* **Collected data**
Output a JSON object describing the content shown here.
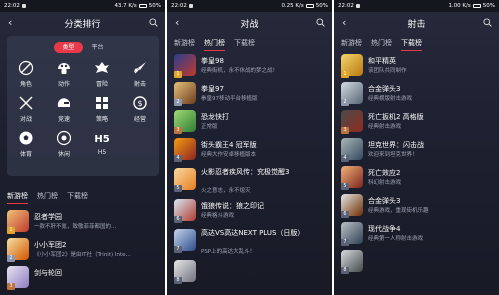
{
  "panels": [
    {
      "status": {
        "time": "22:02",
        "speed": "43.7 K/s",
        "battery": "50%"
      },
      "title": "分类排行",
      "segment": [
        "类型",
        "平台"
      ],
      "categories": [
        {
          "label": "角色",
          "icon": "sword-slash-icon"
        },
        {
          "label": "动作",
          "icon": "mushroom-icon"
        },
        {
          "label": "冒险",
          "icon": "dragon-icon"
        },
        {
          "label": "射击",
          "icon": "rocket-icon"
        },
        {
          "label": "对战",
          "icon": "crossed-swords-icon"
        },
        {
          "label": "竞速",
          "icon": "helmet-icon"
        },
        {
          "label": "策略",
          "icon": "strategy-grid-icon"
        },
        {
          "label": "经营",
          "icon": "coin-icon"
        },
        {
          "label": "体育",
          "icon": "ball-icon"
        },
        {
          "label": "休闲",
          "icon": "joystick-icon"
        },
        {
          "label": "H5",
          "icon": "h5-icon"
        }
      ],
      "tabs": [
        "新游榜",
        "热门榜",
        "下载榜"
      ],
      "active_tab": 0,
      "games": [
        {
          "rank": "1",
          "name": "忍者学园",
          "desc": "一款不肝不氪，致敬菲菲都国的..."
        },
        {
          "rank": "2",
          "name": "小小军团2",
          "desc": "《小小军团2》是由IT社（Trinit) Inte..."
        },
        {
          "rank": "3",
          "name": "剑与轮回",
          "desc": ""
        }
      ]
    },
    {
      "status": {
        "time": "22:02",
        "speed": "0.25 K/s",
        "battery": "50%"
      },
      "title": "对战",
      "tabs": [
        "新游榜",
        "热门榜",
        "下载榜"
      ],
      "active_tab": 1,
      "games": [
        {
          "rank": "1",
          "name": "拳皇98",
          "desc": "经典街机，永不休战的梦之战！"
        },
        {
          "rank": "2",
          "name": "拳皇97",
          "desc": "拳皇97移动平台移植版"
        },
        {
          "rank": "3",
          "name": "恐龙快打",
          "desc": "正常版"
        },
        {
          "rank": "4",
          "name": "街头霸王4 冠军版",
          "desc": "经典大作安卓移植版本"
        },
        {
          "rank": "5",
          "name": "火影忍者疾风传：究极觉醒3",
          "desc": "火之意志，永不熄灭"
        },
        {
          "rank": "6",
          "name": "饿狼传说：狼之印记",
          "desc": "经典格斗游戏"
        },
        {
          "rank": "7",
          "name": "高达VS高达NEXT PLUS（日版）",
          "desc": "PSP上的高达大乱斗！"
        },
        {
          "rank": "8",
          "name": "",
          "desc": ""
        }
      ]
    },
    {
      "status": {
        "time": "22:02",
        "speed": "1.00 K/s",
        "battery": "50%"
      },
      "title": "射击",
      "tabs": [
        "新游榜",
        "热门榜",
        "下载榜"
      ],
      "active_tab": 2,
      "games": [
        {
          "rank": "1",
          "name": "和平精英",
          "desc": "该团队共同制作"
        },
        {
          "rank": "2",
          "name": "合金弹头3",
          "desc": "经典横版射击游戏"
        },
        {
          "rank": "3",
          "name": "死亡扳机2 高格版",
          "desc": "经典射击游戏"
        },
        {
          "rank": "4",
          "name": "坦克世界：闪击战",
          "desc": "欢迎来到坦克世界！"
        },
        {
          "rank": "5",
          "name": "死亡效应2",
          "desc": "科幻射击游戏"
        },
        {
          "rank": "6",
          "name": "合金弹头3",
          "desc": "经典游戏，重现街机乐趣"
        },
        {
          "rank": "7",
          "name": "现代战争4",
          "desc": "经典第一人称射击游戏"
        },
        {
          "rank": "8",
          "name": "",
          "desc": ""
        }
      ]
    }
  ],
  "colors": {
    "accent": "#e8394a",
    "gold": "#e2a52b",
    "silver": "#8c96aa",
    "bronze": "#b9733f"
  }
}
* * *
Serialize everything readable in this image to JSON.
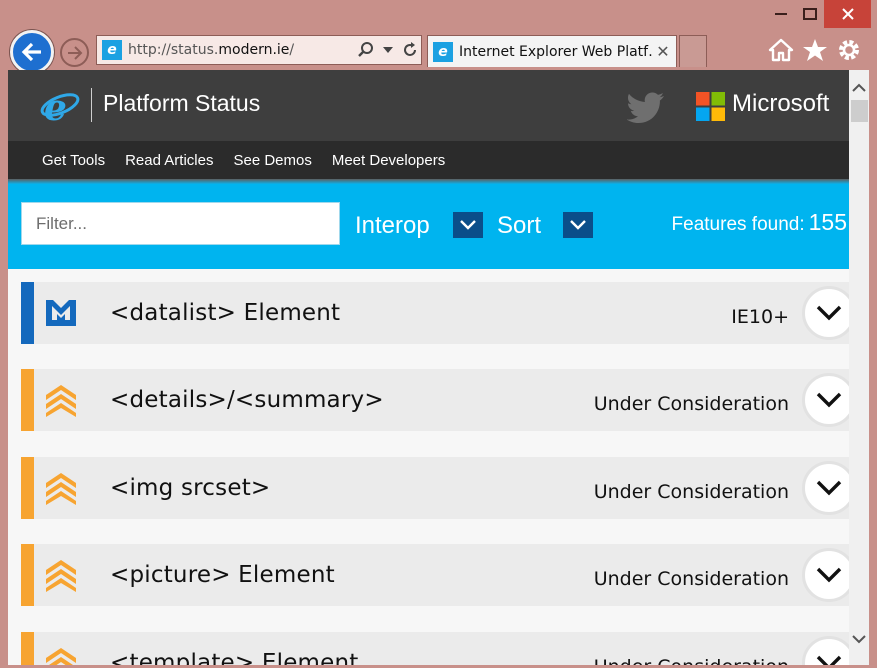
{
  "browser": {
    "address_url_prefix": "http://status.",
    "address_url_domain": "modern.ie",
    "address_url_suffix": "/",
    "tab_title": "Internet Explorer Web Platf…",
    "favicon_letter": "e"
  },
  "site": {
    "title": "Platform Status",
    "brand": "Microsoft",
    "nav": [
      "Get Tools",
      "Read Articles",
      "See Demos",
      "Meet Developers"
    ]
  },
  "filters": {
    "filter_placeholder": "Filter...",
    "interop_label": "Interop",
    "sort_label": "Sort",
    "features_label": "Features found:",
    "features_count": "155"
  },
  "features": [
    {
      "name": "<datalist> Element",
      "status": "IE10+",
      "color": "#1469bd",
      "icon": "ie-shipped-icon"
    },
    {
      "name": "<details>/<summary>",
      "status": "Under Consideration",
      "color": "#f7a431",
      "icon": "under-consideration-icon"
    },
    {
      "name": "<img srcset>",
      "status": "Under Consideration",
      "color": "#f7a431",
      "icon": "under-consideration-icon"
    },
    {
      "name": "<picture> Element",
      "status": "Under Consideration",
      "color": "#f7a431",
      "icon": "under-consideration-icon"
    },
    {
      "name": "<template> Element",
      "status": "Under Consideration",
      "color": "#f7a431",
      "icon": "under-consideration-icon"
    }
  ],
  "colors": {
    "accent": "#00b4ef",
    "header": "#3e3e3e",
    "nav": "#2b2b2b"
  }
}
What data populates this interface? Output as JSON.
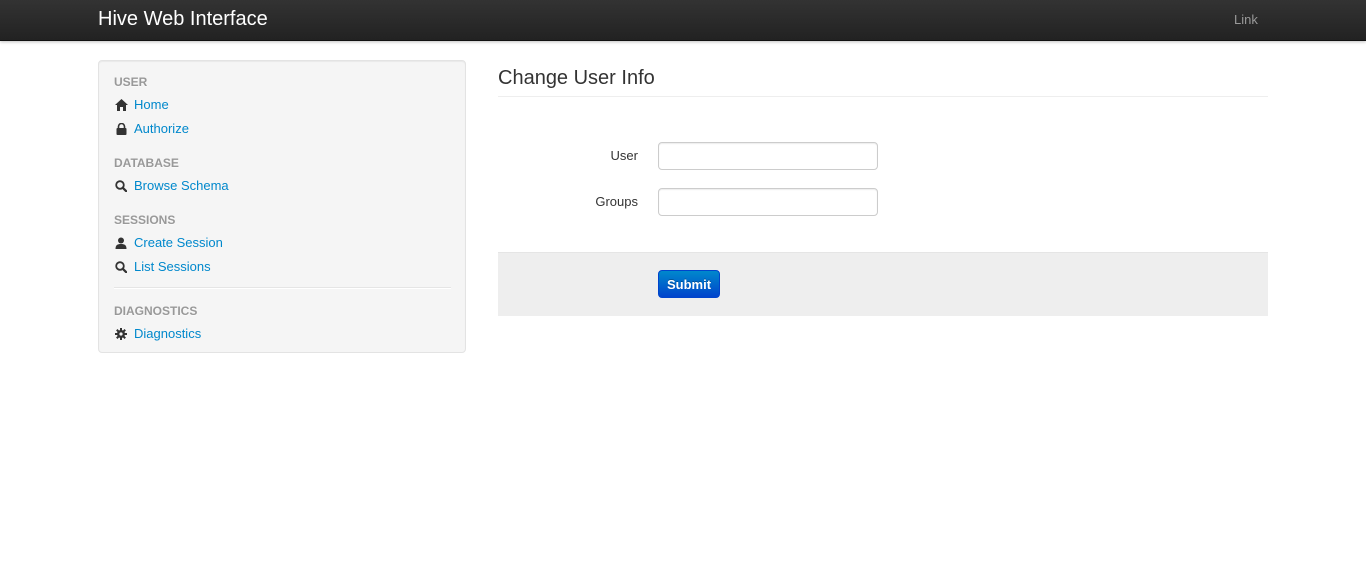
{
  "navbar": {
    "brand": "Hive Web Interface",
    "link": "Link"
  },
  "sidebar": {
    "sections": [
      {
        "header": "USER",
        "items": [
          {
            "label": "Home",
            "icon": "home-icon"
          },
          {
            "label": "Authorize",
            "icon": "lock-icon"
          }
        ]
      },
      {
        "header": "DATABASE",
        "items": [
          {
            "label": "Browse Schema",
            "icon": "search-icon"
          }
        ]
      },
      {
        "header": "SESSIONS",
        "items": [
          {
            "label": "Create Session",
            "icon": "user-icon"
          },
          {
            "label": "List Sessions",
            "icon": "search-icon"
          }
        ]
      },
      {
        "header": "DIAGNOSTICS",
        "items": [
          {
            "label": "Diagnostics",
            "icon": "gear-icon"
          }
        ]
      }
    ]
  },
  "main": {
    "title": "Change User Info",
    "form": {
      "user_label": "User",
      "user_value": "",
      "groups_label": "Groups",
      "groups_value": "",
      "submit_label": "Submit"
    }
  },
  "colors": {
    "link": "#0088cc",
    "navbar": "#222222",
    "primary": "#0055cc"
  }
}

* **DIRECTION**
Filter the records for lines holding the string "this". Copy each one.

* **COMPLETE OUTPUT**
Serialize everything readable in this image to JSON.
What data populates this interface? Output as JSON.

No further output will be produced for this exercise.